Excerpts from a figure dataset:

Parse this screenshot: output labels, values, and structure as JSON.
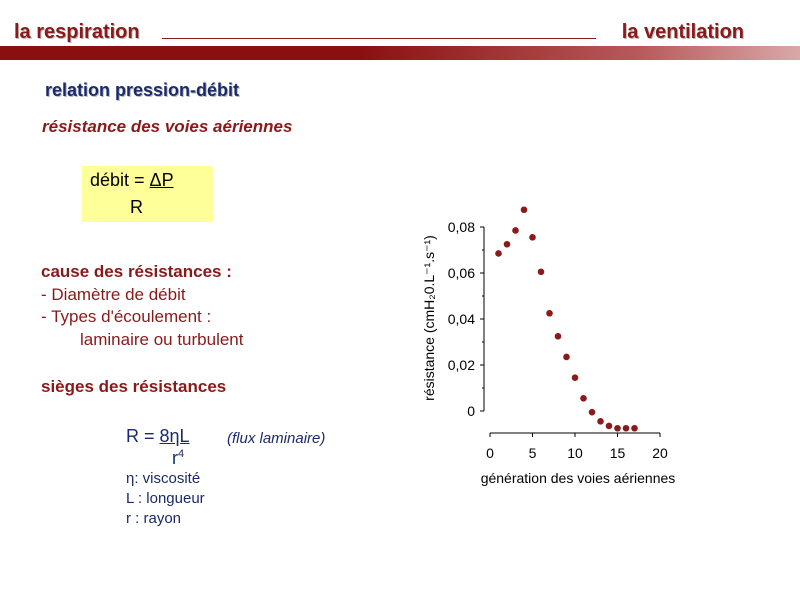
{
  "header": {
    "left_title": "la respiration",
    "right_title": "la ventilation"
  },
  "subtitle": "relation pression-débit",
  "section_title": "résistance des voies aériennes",
  "formula_box": {
    "lhs": "débit = ",
    "numerator": "ΔP",
    "denominator": "R"
  },
  "causes": {
    "title": "cause des résistances :",
    "items": [
      "- Diamètre de débit",
      "- Types d'écoulement :",
      "laminaire ou turbulent"
    ]
  },
  "sieges": {
    "title": "sièges des résistances",
    "formula_lhs": "R = ",
    "formula_num": "8ηL",
    "formula_den": "r",
    "formula_den_exp": "4",
    "flux_note": "(flux laminaire)",
    "legend": [
      "η: viscosité",
      "L : longueur",
      "r : rayon"
    ]
  },
  "chart_data": {
    "type": "scatter",
    "xlabel": "génération des voies aériennes",
    "ylabel": "résistance (cmH₂0.L⁻¹.s⁻¹)",
    "xlim": [
      0,
      20
    ],
    "ylim": [
      0,
      0.08
    ],
    "xticks": [
      "0",
      "5",
      "10",
      "15",
      "20"
    ],
    "yticks": [
      "0",
      "0,02",
      "0,04",
      "0,06",
      "0,08"
    ],
    "grid": false,
    "marker_color": "#8b1a1a",
    "x": [
      1,
      2,
      3,
      4,
      5,
      6,
      7,
      8,
      9,
      10,
      11,
      12,
      13,
      14,
      15,
      16,
      17
    ],
    "y": [
      0.0685,
      0.0725,
      0.0785,
      0.0875,
      0.0755,
      0.0605,
      0.0425,
      0.0325,
      0.0235,
      0.0145,
      0.0055,
      -0.0005,
      -0.0045,
      -0.0065,
      -0.0075,
      -0.0075,
      -0.0075
    ]
  },
  "colors": {
    "accent": "#8a1a1a",
    "navy": "#1a2a6c",
    "formula_bg": "#ffff99"
  }
}
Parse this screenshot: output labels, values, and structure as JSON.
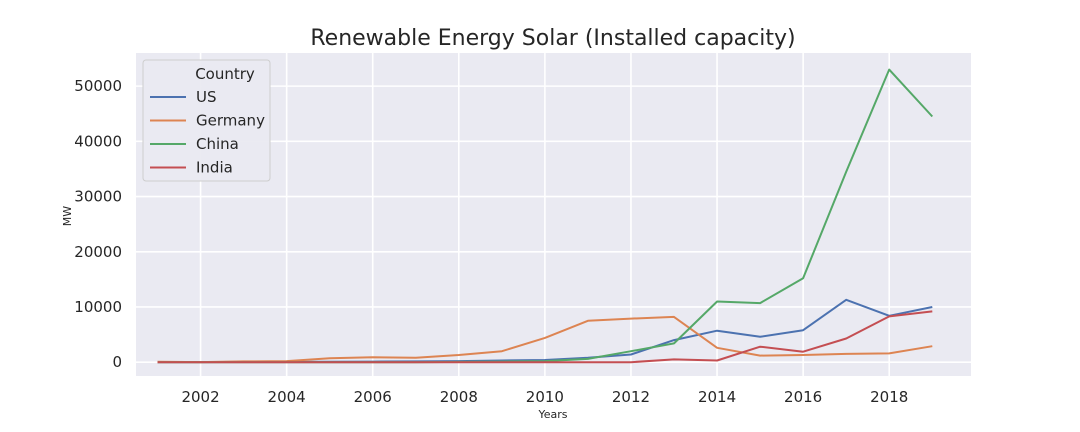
{
  "chart_data": {
    "type": "line",
    "title": "Renewable Energy Solar (Installed capacity)",
    "xlabel": "Years",
    "ylabel": "MW",
    "xlim": [
      2000.5,
      2019.9
    ],
    "ylim": [
      -2500,
      56000
    ],
    "xticks": [
      2002,
      2004,
      2006,
      2008,
      2010,
      2012,
      2014,
      2016,
      2018
    ],
    "yticks": [
      0,
      10000,
      20000,
      30000,
      40000,
      50000
    ],
    "grid": true,
    "legend": {
      "title": "Country",
      "placement": "top-left"
    },
    "x": [
      2001,
      2002,
      2003,
      2004,
      2005,
      2006,
      2007,
      2008,
      2009,
      2010,
      2011,
      2012,
      2013,
      2014,
      2015,
      2016,
      2017,
      2018,
      2019
    ],
    "series": [
      {
        "name": "US",
        "color": "#4c72b0",
        "values": [
          10,
          20,
          50,
          60,
          80,
          100,
          150,
          200,
          300,
          400,
          800,
          1400,
          4000,
          5700,
          4600,
          5800,
          11300,
          8400,
          10000
        ]
      },
      {
        "name": "Germany",
        "color": "#dd8452",
        "values": [
          80,
          20,
          150,
          200,
          700,
          900,
          800,
          1300,
          2000,
          4400,
          7500,
          7900,
          8200,
          2600,
          1200,
          1300,
          1500,
          1600,
          2900
        ]
      },
      {
        "name": "China",
        "color": "#55a868",
        "values": [
          0,
          0,
          0,
          0,
          0,
          0,
          0,
          50,
          100,
          200,
          600,
          2000,
          3400,
          11000,
          10700,
          15200,
          34500,
          53000,
          44500
        ]
      },
      {
        "name": "India",
        "color": "#c44e52",
        "values": [
          0,
          0,
          0,
          0,
          0,
          0,
          0,
          0,
          0,
          0,
          0,
          0,
          500,
          300,
          2800,
          1900,
          4300,
          8300,
          9200
        ]
      }
    ]
  }
}
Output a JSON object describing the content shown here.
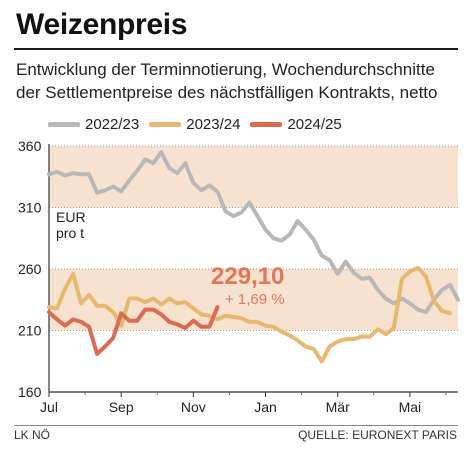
{
  "header": {
    "title": "Weizenpreis",
    "subtitle": "Entwicklung der Terminnotierung, Wochendurchschnitte der Settlementpreise des nächstfälligen Kontrakts, netto"
  },
  "footer": {
    "left": "LK NÖ",
    "right": "QUELLE: EURONEXT PARIS"
  },
  "colors": {
    "s2223": "#b8b8b8",
    "s2324": "#e9b870",
    "s2425": "#dd6b52",
    "band": "#f7e2cf",
    "highlight": "#e2775c"
  },
  "chart_data": {
    "type": "line",
    "unit_label": "EUR\npro t",
    "x_ticks": [
      "Jul",
      "Sep",
      "Nov",
      "Jan",
      "Mär",
      "Mai"
    ],
    "x_tick_weeks": [
      0,
      9,
      18,
      27,
      36,
      45
    ],
    "ylim": [
      160,
      360
    ],
    "y_ticks": [
      160,
      210,
      260,
      310,
      360
    ],
    "bands": [
      [
        310,
        360
      ],
      [
        210,
        260
      ]
    ],
    "legend_position": "top",
    "callout": {
      "value": "229,10",
      "change": "+ 1,69 %"
    },
    "series": [
      {
        "name": "2022/23",
        "color_key": "s2223",
        "values": [
          337,
          339,
          336,
          338,
          337,
          337,
          322,
          324,
          327,
          323,
          332,
          340,
          349,
          346,
          355,
          342,
          338,
          346,
          330,
          324,
          328,
          323,
          307,
          303,
          306,
          314,
          303,
          292,
          285,
          283,
          288,
          299,
          292,
          284,
          271,
          267,
          256,
          266,
          257,
          252,
          253,
          243,
          236,
          232,
          236,
          232,
          227,
          225,
          235,
          243,
          247,
          235
        ]
      },
      {
        "name": "2023/24",
        "color_key": "s2324",
        "values": [
          229,
          228,
          244,
          256,
          232,
          239,
          230,
          230,
          225,
          214,
          236,
          236,
          233,
          236,
          231,
          236,
          232,
          233,
          228,
          223,
          222,
          219,
          222,
          221,
          220,
          217,
          217,
          214,
          213,
          209,
          206,
          202,
          197,
          195,
          185,
          197,
          201,
          203,
          203,
          205,
          205,
          211,
          207,
          212,
          252,
          258,
          261,
          254,
          234,
          226,
          224
        ]
      },
      {
        "name": "2024/25",
        "color_key": "s2425",
        "values": [
          225,
          219,
          214,
          219,
          217,
          213,
          191,
          197,
          204,
          224,
          218,
          218,
          227,
          227,
          223,
          217,
          215,
          212,
          218,
          213,
          213,
          229
        ]
      }
    ]
  }
}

- _YOUR GOAL_
Copy the material above exactly and drop the pictures.

- _EXERCISE OUTPUT_
Parse this screenshot: output labels, values, and structure as JSON.
{
  "header": {
    "left_title": "la respiration",
    "right_title": "la ventilation"
  },
  "subtitle": "relation pression-débit",
  "section_title": "résistance des voies aériennes",
  "formula_box": {
    "lhs": "débit = ",
    "numerator": "ΔP",
    "denominator": "R"
  },
  "causes": {
    "title": "cause des résistances :",
    "items": [
      "- Diamètre de débit",
      "- Types d'écoulement :",
      "laminaire ou turbulent"
    ]
  },
  "sieges": {
    "title": "sièges des résistances",
    "formula_lhs": "R = ",
    "formula_num": "8ηL",
    "formula_den": "r",
    "formula_den_exp": "4",
    "flux_note": "(flux laminaire)",
    "legend": [
      "η: viscosité",
      "L : longueur",
      "r : rayon"
    ]
  },
  "chart_data": {
    "type": "scatter",
    "xlabel": "génération des voies aériennes",
    "ylabel": "résistance (cmH₂0.L⁻¹.s⁻¹)",
    "xlim": [
      0,
      20
    ],
    "ylim": [
      0,
      0.08
    ],
    "xticks": [
      "0",
      "5",
      "10",
      "15",
      "20"
    ],
    "yticks": [
      "0",
      "0,02",
      "0,04",
      "0,06",
      "0,08"
    ],
    "grid": false,
    "marker_color": "#8b1a1a",
    "x": [
      1,
      2,
      3,
      4,
      5,
      6,
      7,
      8,
      9,
      10,
      11,
      12,
      13,
      14,
      15,
      16,
      17
    ],
    "y": [
      0.0685,
      0.0725,
      0.0785,
      0.0875,
      0.0755,
      0.0605,
      0.0425,
      0.0325,
      0.0235,
      0.0145,
      0.0055,
      -0.0005,
      -0.0045,
      -0.0065,
      -0.0075,
      -0.0075,
      -0.0075
    ]
  },
  "colors": {
    "accent": "#8a1a1a",
    "navy": "#1a2a6c",
    "formula_bg": "#ffff99"
  }
}
Parse this screenshot: output labels, values, and structure as JSON.
{
  "chart_data": {
    "type": "line",
    "title": "Renewable Energy Solar (Installed capacity)",
    "xlabel": "Years",
    "ylabel": "MW",
    "xlim": [
      2000.5,
      2019.9
    ],
    "ylim": [
      -2500,
      56000
    ],
    "xticks": [
      2002,
      2004,
      2006,
      2008,
      2010,
      2012,
      2014,
      2016,
      2018
    ],
    "yticks": [
      0,
      10000,
      20000,
      30000,
      40000,
      50000
    ],
    "grid": true,
    "legend": {
      "title": "Country",
      "placement": "top-left"
    },
    "x": [
      2001,
      2002,
      2003,
      2004,
      2005,
      2006,
      2007,
      2008,
      2009,
      2010,
      2011,
      2012,
      2013,
      2014,
      2015,
      2016,
      2017,
      2018,
      2019
    ],
    "series": [
      {
        "name": "US",
        "color": "#4c72b0",
        "values": [
          10,
          20,
          50,
          60,
          80,
          100,
          150,
          200,
          300,
          400,
          800,
          1400,
          4000,
          5700,
          4600,
          5800,
          11300,
          8400,
          10000
        ]
      },
      {
        "name": "Germany",
        "color": "#dd8452",
        "values": [
          80,
          20,
          150,
          200,
          700,
          900,
          800,
          1300,
          2000,
          4400,
          7500,
          7900,
          8200,
          2600,
          1200,
          1300,
          1500,
          1600,
          2900
        ]
      },
      {
        "name": "China",
        "color": "#55a868",
        "values": [
          0,
          0,
          0,
          0,
          0,
          0,
          0,
          50,
          100,
          200,
          600,
          2000,
          3400,
          11000,
          10700,
          15200,
          34500,
          53000,
          44500
        ]
      },
      {
        "name": "India",
        "color": "#c44e52",
        "values": [
          0,
          0,
          0,
          0,
          0,
          0,
          0,
          0,
          0,
          0,
          0,
          0,
          500,
          300,
          2800,
          1900,
          4300,
          8300,
          9200
        ]
      }
    ]
  }
}
Output a JSON object describing the content shown here.
{
  "header": {
    "title": "Weizenpreis",
    "subtitle": "Entwicklung der Terminnotierung, Wochendurchschnitte der Settlementpreise des nächstfälligen Kontrakts, netto"
  },
  "footer": {
    "left": "LK NÖ",
    "right": "QUELLE: EURONEXT PARIS"
  },
  "colors": {
    "s2223": "#b8b8b8",
    "s2324": "#e9b870",
    "s2425": "#dd6b52",
    "band": "#f7e2cf",
    "highlight": "#e2775c"
  },
  "chart_data": {
    "type": "line",
    "unit_label": "EUR\npro t",
    "x_ticks": [
      "Jul",
      "Sep",
      "Nov",
      "Jan",
      "Mär",
      "Mai"
    ],
    "x_tick_weeks": [
      0,
      9,
      18,
      27,
      36,
      45
    ],
    "ylim": [
      160,
      360
    ],
    "y_ticks": [
      160,
      210,
      260,
      310,
      360
    ],
    "bands": [
      [
        310,
        360
      ],
      [
        210,
        260
      ]
    ],
    "legend_position": "top",
    "callout": {
      "value": "229,10",
      "change": "+ 1,69 %"
    },
    "series": [
      {
        "name": "2022/23",
        "color_key": "s2223",
        "values": [
          337,
          339,
          336,
          338,
          337,
          337,
          322,
          324,
          327,
          323,
          332,
          340,
          349,
          346,
          355,
          342,
          338,
          346,
          330,
          324,
          328,
          323,
          307,
          303,
          306,
          314,
          303,
          292,
          285,
          283,
          288,
          299,
          292,
          284,
          271,
          267,
          256,
          266,
          257,
          252,
          253,
          243,
          236,
          232,
          236,
          232,
          227,
          225,
          235,
          243,
          247,
          235
        ]
      },
      {
        "name": "2023/24",
        "color_key": "s2324",
        "values": [
          229,
          228,
          244,
          256,
          232,
          239,
          230,
          230,
          225,
          214,
          236,
          236,
          233,
          236,
          231,
          236,
          232,
          233,
          228,
          223,
          222,
          219,
          222,
          221,
          220,
          217,
          217,
          214,
          213,
          209,
          206,
          202,
          197,
          195,
          185,
          197,
          201,
          203,
          203,
          205,
          205,
          211,
          207,
          212,
          252,
          258,
          261,
          254,
          234,
          226,
          224
        ]
      },
      {
        "name": "2024/25",
        "color_key": "s2425",
        "values": [
          225,
          219,
          214,
          219,
          217,
          213,
          191,
          197,
          204,
          224,
          218,
          218,
          227,
          227,
          223,
          217,
          215,
          212,
          218,
          213,
          213,
          229
        ]
      }
    ]
  }
}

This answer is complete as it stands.